* **Task statement**: Please pull out, word for word, the lines starting at the beginning of the records and ending at the line that contains "share-button[interactable] [1050,254,1122,320]", with both ends included. Leave the pictures out of your answer.
************
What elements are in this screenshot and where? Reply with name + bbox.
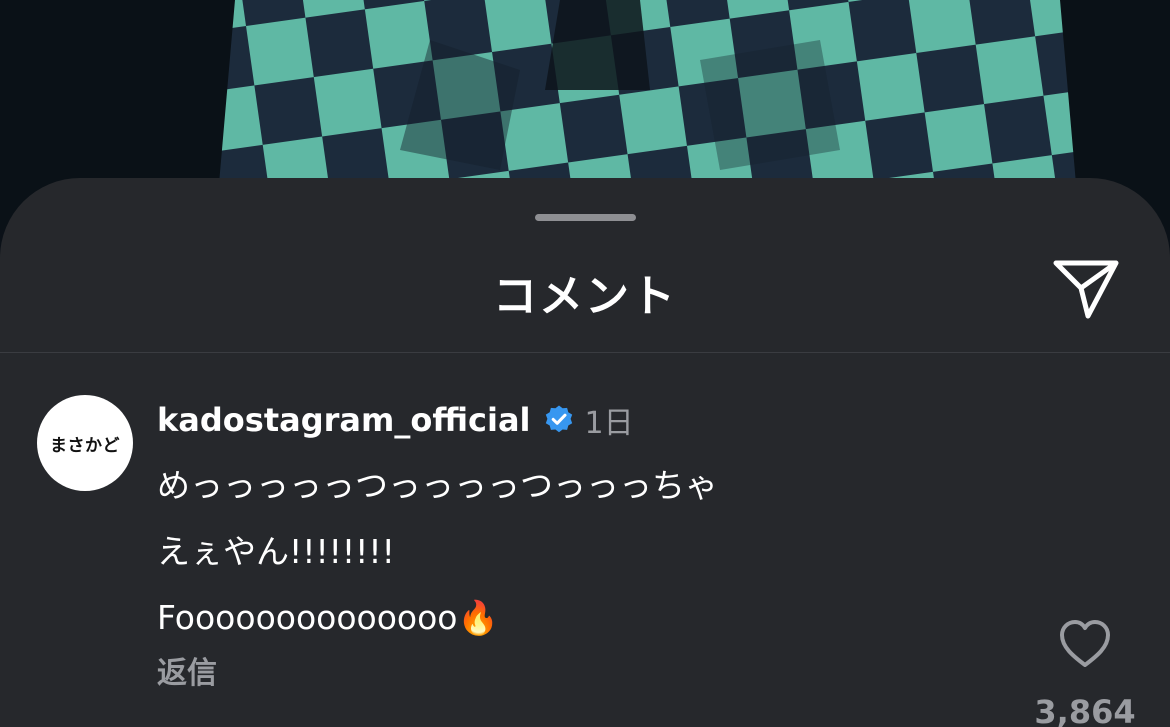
comment-header: kadostagram_official 1日 [157,397,634,443]
heart-icon [1060,620,1110,667]
sheet-title: コメント [493,271,677,322]
comment-timestamp: 1日 [584,406,634,441]
comments-sheet: コメント まさかど kadostagram_official 1日 めっっっっっ… [0,178,1170,727]
comment-item: まさかど kadostagram_official 1日 めっっっっっつっっっっ… [0,353,1170,727]
avatar-text: まさかど [50,435,120,456]
sheet-grabber[interactable] [535,214,636,221]
like-count: 3,864 [1034,693,1136,727]
like-button[interactable] [1057,618,1113,670]
share-button[interactable] [1050,254,1122,320]
comment-text: めっっっっっつっっっっつっっっちゃ えぇやん!!!!!!!! Foooooooo… [157,453,718,651]
comment-line: Foooooooooooooo🔥 [157,598,499,637]
screen: コメント まさかど kadostagram_official 1日 めっっっっっ… [0,0,1170,727]
avatar[interactable]: まさかど [37,395,133,491]
reply-button[interactable]: 返信 [157,648,217,692]
comment-line: えぇやん!!!!!!!! [157,532,395,571]
paper-plane-icon [1053,260,1119,319]
verified-badge-icon [545,405,572,433]
username-link[interactable]: kadostagram_official [157,401,531,439]
comment-line: めっっっっっつっっっっつっっっちゃ [157,466,718,505]
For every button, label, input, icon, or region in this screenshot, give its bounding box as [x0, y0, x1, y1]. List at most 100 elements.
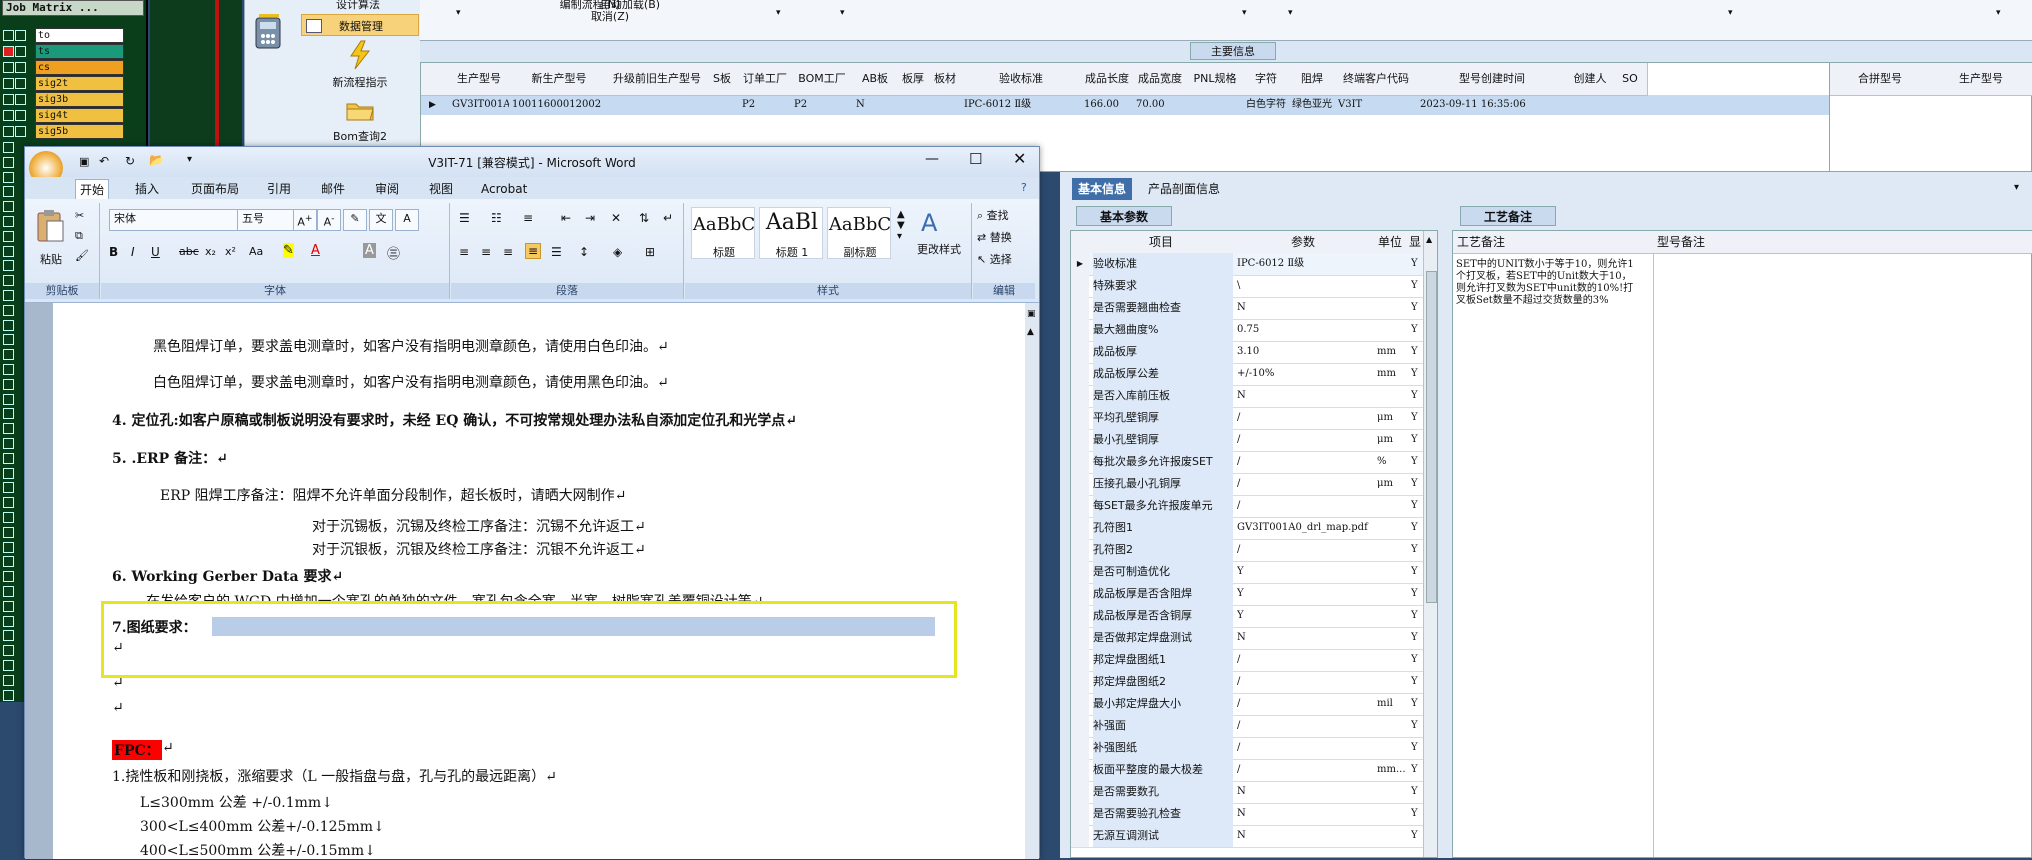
************
* **Written answer**:
What elements are in this screenshot and where? Reply with name + bbox.
comment-header: kadostagram_official 1日 [157,397,634,443]
heart-icon [1060,620,1110,667]
sheet-title: コメント [493,271,677,322]
comment-timestamp: 1日 [584,406,634,441]
comments-sheet: コメント まさかど kadostagram_official 1日 めっっっっっ… [0,178,1170,727]
comment-item: まさかど kadostagram_official 1日 めっっっっっつっっっっ… [0,353,1170,727]
avatar-text: まさかど [50,435,120,456]
sheet-grabber[interactable] [535,214,636,221]
like-count: 3,864 [1034,693,1136,727]
like-button[interactable] [1057,618,1113,670]
share-button[interactable] [1050,254,1122,320]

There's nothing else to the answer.